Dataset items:
+--

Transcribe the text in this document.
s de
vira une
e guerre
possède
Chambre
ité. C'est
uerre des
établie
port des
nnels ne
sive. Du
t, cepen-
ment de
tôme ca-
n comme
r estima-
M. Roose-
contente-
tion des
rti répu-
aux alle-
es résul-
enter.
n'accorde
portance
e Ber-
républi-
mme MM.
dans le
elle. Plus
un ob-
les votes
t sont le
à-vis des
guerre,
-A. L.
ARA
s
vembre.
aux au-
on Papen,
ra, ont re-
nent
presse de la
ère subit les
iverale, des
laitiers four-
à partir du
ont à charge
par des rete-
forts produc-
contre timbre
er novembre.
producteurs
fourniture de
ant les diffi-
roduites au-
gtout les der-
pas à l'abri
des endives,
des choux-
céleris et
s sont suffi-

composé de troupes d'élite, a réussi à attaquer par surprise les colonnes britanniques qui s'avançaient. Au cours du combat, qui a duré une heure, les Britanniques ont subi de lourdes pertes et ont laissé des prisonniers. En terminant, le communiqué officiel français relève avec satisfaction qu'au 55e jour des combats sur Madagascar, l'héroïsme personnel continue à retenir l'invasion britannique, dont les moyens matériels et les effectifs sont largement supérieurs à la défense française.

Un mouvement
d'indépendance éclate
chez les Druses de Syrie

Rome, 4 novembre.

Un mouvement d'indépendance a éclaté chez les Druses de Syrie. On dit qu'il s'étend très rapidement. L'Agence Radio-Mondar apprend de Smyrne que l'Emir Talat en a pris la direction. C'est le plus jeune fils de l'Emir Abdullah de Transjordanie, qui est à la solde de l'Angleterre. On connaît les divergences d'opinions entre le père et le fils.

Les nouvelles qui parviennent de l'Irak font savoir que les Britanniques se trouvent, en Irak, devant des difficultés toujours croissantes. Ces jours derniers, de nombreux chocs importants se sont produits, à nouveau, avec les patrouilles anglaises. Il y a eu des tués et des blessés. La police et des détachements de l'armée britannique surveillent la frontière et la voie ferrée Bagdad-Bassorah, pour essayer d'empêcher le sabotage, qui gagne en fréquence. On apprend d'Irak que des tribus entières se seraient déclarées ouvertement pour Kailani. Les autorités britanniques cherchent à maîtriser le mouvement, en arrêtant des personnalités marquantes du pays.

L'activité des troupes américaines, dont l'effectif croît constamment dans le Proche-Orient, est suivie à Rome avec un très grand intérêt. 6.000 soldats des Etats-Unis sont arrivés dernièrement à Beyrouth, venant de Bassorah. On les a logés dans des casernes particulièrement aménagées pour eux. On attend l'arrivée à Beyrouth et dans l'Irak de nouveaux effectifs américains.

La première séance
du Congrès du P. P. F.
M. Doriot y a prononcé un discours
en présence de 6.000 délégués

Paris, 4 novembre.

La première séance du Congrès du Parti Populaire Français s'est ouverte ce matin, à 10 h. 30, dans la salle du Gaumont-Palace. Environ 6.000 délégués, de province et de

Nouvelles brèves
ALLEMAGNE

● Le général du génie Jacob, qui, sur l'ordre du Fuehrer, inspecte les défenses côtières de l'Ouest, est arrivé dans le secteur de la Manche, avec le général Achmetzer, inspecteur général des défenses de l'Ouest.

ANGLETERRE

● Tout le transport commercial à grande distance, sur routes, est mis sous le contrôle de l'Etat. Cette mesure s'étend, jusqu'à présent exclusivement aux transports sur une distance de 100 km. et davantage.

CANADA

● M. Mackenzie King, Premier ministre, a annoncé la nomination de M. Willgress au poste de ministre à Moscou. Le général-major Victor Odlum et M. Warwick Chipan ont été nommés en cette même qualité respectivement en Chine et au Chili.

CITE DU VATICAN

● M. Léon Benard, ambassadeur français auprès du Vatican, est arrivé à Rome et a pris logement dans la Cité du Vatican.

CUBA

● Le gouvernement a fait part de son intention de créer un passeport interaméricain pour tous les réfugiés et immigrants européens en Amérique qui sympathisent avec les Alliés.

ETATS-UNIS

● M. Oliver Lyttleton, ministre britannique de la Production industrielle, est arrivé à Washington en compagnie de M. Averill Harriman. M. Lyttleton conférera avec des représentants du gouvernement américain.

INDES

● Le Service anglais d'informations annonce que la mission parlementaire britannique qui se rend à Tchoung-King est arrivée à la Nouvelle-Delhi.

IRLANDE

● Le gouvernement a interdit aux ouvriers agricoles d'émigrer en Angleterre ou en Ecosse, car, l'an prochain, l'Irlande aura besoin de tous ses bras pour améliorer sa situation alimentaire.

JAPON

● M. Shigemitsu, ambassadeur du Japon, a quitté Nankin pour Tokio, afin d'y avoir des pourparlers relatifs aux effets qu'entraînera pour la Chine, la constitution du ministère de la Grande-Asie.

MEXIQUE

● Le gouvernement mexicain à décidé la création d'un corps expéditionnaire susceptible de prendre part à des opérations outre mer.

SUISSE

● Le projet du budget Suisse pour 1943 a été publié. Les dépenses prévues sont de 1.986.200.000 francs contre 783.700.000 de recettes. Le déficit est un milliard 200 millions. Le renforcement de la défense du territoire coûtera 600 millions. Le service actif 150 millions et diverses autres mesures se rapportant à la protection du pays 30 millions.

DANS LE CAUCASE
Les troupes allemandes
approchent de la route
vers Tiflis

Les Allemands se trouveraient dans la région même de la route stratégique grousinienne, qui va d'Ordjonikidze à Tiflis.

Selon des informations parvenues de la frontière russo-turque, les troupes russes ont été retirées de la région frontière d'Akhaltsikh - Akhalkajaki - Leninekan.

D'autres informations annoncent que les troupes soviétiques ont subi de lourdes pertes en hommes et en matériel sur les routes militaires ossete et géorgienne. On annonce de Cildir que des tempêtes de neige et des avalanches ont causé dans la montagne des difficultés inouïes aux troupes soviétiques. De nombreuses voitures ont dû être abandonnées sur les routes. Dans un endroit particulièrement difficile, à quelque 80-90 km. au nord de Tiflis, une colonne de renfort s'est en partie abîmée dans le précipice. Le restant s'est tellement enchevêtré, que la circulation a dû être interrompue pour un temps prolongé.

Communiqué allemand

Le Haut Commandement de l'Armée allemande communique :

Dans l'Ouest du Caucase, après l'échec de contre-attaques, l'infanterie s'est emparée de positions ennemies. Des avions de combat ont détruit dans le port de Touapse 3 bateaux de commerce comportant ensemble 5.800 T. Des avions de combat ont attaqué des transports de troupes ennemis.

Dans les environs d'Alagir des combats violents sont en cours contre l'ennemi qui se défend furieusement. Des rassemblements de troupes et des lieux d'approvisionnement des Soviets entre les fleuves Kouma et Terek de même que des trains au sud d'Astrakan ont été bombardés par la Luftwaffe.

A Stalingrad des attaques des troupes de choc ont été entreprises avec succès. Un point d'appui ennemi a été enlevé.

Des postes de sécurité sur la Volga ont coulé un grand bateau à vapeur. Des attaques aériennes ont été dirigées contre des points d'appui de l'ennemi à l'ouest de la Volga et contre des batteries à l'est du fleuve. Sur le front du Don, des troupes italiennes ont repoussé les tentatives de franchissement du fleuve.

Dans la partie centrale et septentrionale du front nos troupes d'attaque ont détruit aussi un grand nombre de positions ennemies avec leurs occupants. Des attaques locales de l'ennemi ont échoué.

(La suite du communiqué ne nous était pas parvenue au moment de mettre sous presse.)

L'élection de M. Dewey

+--

Copy the entries above exactly, leaving none out.

## Result
Transcribe the text in this document.
s de
vira une
e guerre
possède
Chambre
ité. C'est
uerre des
établie
port des
nnels ne
sive. Du
t, cepen-
ment de
tôme ca-
n comme
r estima-
M. Roose-
contente-
tion des
rti répu-
aux alle-
es résul-
enter.
n'accorde
portance
e Ber-
républi-
mme MM.
dans le
elle. Plus
un ob-
les votes
t sont le
à-vis des
guerre,
-A. L.
ARA
s
vembre.
aux au-
on Papen,
ra, ont re-
nent
presse de la
ère subit les
iverale, des
laitiers four-
à partir du
ont à charge
par des rete-
forts produc-
contre timbre
er novembre.
producteurs
fourniture de
ant les diffi-
roduites au-
gtout les der-
pas à l'abri
des endives,
des choux-
céleris et
s sont suffi-

composé de troupes d'élite, a réussi à attaquer par surprise les colonnes britanniques qui s'avançaient. Au cours du combat, qui a duré une heure, les Britanniques ont subi de lourdes pertes et ont laissé des prisonniers. En terminant, le communiqué officiel français relève avec satisfaction qu'au 55e jour des combats sur Madagascar, l'héroïsme personnel continue à retenir l'invasion britannique, dont les moyens matériels et les effectifs sont largement supérieurs à la défense française.

Un mouvement
d'indépendance éclate
chez les Druses de Syrie

Rome, 4 novembre.

Un mouvement d'indépendance a éclaté chez les Druses de Syrie. On dit qu'il s'étend très rapidement. L'Agence Radio-Mondar apprend de Smyrne que l'Emir Talat en a pris la direction. C'est le plus jeune fils de l'Emir Abdullah de Transjordanie, qui est à la solde de l'Angleterre. On connaît les divergences d'opinions entre le père et le fils.

Les nouvelles qui parviennent de l'Irak font savoir que les Britanniques se trouvent, en Irak, devant des difficultés toujours croissantes. Ces jours derniers, de nombreux chocs importants se sont produits, à nouveau, avec les patrouilles anglaises. Il y a eu des tués et des blessés. La police et des détachements de l'armée britannique surveillent la frontière et la voie ferrée Bagdad-Bassorah, pour essayer d'empêcher le sabotage, qui gagne en fréquence. On apprend d'Irak que des tribus entières se seraient déclarées ouvertement pour Kailani. Les autorités britanniques cherchent à maîtriser le mouvement, en arrêtant des personnalités marquantes du pays.

L'activité des troupes américaines, dont l'effectif croît constamment dans le Proche-Orient, est suivie à Rome avec un très grand intérêt. 6.000 soldats des Etats-Unis sont arrivés dernièrement à Beyrouth, venant de Bassorah. On les a logés dans des casernes particulièrement aménagées pour eux. On attend l'arrivée à Beyrouth et dans l'Irak de nouveaux effectifs américains.

La première séance
du Congrès du P. P. F.
M. Doriot y a prononcé un discours
en présence de 6.000 délégués

Paris, 4 novembre.

La première séance du Congrès du Parti Populaire Français s'est ouverte ce matin, à 10 h. 30, dans la salle du Gaumont-Palace. Environ 6.000 délégués, de province et de

Nouvelles brèves
ALLEMAGNE

● Le général du génie Jacob, qui, sur l'ordre du Fuehrer, inspecte les défenses côtières de l'Ouest, est arrivé dans le secteur de la Manche, avec le général Achmetzer, inspecteur général des défenses de l'Ouest.

ANGLETERRE

● Tout le transport commercial à grande distance, sur routes, est mis sous le contrôle de l'Etat. Cette mesure s'étend, jusqu'à présent exclusivement aux transports sur une distance de 100 km. et davantage.

CANADA

● M. Mackenzie King, Premier ministre, a annoncé la nomination de M. Willgress au poste de ministre à Moscou. Le général-major Victor Odlum et M. Warwick Chipan ont été nommés en cette même qualité respectivement en Chine et au Chili.

CITE DU VATICAN

● M. Léon Benard, ambassadeur français auprès du Vatican, est arrivé à Rome et a pris logement dans la Cité du Vatican.

CUBA

● Le gouvernement a fait part de son intention de créer un passeport interaméricain pour tous les réfugiés et immigrants européens en Amérique qui sympathisent avec les Alliés.

ETATS-UNIS

● M. Oliver Lyttleton, ministre britannique de la Production industrielle, est arrivé à Washington en compagnie de M. Averill Harriman. M. Lyttleton conférera avec des représentants du gouvernement américain.

INDES

● Le Service anglais d'informations annonce que la mission parlementaire britannique qui se rend à Tchoung-King est arrivée à la Nouvelle-Delhi.

IRLANDE

● Le gouvernement a interdit aux ouvriers agricoles d'émigrer en Angleterre ou en Ecosse, car, l'an prochain, l'Irlande aura besoin de tous ses bras pour améliorer sa situation alimentaire.

JAPON

● M. Shigemitsu, ambassadeur du Japon, a quitté Nankin pour Tokio, afin d'y avoir des pourparlers relatifs aux effets qu'entraînera pour la Chine, la constitution du ministère de la Grande-Asie.

MEXIQUE

● Le gouvernement mexicain à décidé la création d'un corps expéditionnaire susceptible de prendre part à des opérations outre mer.

SUISSE

● Le projet du budget Suisse pour 1943 a été publié. Les dépenses prévues sont de 1.986.200.000 francs contre 783.700.000 de recettes. Le déficit est un milliard 200 millions. Le renforcement de la défense du territoire coûtera 600 millions. Le service actif 150 millions et diverses autres mesures se rapportant à la protection du pays 30 millions.

DANS LE CAUCASE
Les troupes allemandes
approchent de la route
vers Tiflis

Les Allemands se trouveraient dans la région même de la route stratégique grousinienne, qui va d'Ordjonikidze à Tiflis.

Selon des informations parvenues de la frontière russo-turque, les troupes russes ont été retirées de la région frontière d'Akhaltsikh - Akhalkajaki - Leninekan.

D'autres informations annoncent que les troupes soviétiques ont subi de lourdes pertes en hommes et en matériel sur les routes militaires ossete et géorgienne. On annonce de Cildir que des tempêtes de neige et des avalanches ont causé dans la montagne des difficultés inouïes aux troupes soviétiques. De nombreuses voitures ont dû être abandonnées sur les routes. Dans un endroit particulièrement difficile, à quelque 80-90 km. au nord de Tiflis, une colonne de renfort s'est en partie abîmée dans le précipice. Le restant s'est tellement enchevêtré, que la circulation a dû être interrompue pour un temps prolongé.

Communiqué allemand

Le Haut Commandement de l'Armée allemande communique :

Dans l'Ouest du Caucase, après l'échec de contre-attaques, l'infanterie s'est emparée de positions ennemies. Des avions de combat ont détruit dans le port de Touapse 3 bateaux de commerce comportant ensemble 5.800 T. Des avions de combat ont attaqué des transports de troupes ennemis.

Dans les environs d'Alagir des combats violents sont en cours contre l'ennemi qui se défend furieusement. Des rassemblements de troupes et des lieux d'approvisionnement des Soviets entre les fleuves Kouma et Terek de même que des trains au sud d'Astrakan ont été bombardés par la Luftwaffe.

A Stalingrad des attaques des troupes de choc ont été entreprises avec succès. Un point d'appui ennemi a été enlevé.

Des postes de sécurité sur la Volga ont coulé un grand bateau à vapeur. Des attaques aériennes ont été dirigées contre des points d'appui de l'ennemi à l'ouest de la Volga et contre des batteries à l'est du fleuve. Sur le front du Don, des troupes italiennes ont repoussé les tentatives de franchissement du fleuve.

Dans la partie centrale et septentrionale du front nos troupes d'attaque ont détruit aussi un grand nombre de positions ennemies avec leurs occupants. Des attaques locales de l'ennemi ont échoué.

(La suite du communiqué ne nous était pas parvenue au moment de mettre sous presse.)

L'élection de M. Dewey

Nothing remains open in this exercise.